*WHAT YOU NEED TO DO*: Each line below either holds the string "svenska" or doesn't. Count those that do and give only the number.

*TASK MATERIAL*:
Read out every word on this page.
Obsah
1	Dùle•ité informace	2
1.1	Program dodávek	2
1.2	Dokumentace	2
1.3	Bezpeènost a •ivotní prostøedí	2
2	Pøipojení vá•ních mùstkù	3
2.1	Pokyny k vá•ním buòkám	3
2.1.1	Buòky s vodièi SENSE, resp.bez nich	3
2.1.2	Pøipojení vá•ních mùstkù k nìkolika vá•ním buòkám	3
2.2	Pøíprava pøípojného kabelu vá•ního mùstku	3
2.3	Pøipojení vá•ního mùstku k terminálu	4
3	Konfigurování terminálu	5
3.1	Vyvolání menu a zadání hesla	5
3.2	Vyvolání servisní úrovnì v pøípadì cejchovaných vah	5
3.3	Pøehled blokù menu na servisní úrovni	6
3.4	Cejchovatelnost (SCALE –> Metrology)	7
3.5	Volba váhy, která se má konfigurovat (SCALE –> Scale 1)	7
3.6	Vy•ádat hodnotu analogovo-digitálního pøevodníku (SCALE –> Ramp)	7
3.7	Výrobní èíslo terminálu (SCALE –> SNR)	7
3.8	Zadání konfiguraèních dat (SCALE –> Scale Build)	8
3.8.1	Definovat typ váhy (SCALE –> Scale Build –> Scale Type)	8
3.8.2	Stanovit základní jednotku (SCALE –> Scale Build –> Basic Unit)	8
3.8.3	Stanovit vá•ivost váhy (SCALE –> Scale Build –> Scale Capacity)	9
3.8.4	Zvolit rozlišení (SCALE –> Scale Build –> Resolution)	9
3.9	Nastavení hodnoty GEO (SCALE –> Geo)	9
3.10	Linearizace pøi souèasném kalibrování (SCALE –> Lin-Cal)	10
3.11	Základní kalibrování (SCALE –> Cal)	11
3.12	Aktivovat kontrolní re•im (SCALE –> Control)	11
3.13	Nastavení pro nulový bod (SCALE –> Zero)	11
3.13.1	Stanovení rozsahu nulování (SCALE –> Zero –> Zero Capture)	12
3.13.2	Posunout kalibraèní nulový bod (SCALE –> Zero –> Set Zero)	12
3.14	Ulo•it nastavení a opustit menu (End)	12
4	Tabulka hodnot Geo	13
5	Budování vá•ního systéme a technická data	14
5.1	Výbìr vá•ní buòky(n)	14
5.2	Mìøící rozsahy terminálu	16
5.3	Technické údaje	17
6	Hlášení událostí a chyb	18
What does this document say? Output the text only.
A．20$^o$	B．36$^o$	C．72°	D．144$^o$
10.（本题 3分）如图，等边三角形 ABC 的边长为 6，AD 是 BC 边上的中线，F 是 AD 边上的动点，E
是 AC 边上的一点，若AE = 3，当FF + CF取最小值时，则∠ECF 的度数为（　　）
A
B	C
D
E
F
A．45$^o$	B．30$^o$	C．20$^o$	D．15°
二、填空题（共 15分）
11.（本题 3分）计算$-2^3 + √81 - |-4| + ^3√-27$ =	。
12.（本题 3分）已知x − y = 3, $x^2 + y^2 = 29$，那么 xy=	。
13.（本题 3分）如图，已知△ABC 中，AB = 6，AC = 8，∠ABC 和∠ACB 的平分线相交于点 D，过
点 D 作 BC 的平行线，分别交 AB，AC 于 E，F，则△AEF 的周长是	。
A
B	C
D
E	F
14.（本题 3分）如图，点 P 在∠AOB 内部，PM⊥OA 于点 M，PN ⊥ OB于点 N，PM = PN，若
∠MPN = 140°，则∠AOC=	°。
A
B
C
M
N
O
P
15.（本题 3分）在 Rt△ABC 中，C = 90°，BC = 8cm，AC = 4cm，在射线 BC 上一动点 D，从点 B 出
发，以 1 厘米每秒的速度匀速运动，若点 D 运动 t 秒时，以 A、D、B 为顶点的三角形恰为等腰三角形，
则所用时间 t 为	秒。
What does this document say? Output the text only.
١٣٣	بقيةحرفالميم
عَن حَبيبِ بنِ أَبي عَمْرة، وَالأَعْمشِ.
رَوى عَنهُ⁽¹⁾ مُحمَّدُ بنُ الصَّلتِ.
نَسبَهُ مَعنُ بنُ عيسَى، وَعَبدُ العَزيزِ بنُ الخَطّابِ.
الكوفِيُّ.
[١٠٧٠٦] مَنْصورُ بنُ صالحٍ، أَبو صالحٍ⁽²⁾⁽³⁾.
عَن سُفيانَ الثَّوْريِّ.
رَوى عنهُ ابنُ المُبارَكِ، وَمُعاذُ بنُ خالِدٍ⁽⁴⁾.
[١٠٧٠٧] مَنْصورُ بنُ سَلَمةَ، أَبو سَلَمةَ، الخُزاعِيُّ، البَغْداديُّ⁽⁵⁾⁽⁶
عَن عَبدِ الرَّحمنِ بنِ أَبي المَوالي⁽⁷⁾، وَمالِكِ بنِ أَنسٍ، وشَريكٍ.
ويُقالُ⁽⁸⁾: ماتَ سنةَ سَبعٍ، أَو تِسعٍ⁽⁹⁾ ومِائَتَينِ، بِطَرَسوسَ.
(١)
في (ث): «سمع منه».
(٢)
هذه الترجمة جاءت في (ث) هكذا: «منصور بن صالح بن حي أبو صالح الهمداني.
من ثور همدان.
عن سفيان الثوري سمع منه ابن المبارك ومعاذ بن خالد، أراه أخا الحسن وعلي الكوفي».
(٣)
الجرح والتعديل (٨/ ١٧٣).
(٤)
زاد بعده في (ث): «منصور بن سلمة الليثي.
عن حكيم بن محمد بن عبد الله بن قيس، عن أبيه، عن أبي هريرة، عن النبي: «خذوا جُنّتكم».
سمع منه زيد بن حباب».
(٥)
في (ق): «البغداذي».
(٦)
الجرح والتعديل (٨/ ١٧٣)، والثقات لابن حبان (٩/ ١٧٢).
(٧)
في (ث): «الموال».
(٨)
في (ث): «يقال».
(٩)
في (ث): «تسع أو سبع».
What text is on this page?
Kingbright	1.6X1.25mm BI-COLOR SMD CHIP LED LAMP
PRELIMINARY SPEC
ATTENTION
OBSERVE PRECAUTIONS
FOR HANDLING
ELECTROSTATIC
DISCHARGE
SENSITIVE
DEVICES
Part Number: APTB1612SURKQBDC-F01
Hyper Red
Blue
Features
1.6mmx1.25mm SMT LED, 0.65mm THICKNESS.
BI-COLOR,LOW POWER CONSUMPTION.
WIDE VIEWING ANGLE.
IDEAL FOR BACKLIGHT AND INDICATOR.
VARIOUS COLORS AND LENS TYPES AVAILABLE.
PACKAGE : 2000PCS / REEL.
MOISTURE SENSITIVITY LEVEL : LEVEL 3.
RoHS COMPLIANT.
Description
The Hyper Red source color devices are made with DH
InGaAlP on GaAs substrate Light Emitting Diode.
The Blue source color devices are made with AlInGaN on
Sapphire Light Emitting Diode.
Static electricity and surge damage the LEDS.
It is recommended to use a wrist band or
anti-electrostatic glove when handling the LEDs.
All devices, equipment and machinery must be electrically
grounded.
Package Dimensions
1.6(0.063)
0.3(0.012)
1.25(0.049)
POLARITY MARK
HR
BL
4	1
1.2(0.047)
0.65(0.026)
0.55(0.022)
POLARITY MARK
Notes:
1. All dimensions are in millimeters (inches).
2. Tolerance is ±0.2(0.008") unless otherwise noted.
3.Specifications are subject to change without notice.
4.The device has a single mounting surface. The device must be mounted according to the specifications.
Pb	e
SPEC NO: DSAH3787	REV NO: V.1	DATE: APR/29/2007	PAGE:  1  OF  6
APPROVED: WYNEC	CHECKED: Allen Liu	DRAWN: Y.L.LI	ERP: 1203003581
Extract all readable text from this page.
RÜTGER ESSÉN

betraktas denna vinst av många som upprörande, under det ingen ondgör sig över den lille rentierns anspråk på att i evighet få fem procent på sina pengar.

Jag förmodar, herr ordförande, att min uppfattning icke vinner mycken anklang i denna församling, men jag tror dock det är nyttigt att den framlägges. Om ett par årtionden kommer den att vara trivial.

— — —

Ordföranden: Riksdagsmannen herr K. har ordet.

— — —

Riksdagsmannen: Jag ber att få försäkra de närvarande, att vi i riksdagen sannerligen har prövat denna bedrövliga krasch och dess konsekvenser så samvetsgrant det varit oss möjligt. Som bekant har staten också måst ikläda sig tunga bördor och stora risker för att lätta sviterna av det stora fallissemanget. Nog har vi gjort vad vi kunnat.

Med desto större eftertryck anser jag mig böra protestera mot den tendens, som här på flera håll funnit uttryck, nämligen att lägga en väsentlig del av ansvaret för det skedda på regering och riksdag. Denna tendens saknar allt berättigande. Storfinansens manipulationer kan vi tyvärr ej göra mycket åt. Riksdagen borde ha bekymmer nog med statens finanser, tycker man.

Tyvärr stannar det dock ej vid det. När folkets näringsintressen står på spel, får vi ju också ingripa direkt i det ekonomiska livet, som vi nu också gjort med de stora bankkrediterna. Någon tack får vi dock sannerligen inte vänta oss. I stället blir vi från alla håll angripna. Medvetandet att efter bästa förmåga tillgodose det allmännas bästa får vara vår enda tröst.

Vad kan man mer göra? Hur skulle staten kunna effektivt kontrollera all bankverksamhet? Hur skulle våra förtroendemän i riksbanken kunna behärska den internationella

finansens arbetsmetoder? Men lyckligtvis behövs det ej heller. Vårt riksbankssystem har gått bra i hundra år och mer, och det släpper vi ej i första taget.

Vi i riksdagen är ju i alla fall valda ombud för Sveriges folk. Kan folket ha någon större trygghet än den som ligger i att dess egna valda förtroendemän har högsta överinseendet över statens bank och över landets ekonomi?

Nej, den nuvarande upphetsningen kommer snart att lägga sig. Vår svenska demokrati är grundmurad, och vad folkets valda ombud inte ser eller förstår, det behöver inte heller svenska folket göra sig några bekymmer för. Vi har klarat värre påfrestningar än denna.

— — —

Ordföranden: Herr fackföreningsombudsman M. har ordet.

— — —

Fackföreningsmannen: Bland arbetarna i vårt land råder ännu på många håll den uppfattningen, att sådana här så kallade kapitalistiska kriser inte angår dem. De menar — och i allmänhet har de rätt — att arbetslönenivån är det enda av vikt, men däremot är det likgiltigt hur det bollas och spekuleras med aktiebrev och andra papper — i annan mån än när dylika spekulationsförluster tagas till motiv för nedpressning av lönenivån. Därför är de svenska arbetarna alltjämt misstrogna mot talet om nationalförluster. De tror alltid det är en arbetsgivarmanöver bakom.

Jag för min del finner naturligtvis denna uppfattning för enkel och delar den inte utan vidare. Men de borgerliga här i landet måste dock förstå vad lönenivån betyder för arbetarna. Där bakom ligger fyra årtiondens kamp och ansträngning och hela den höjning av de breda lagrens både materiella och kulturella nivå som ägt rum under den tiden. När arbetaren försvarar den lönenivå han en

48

*OUTPUT FOR THIS TASK*: 2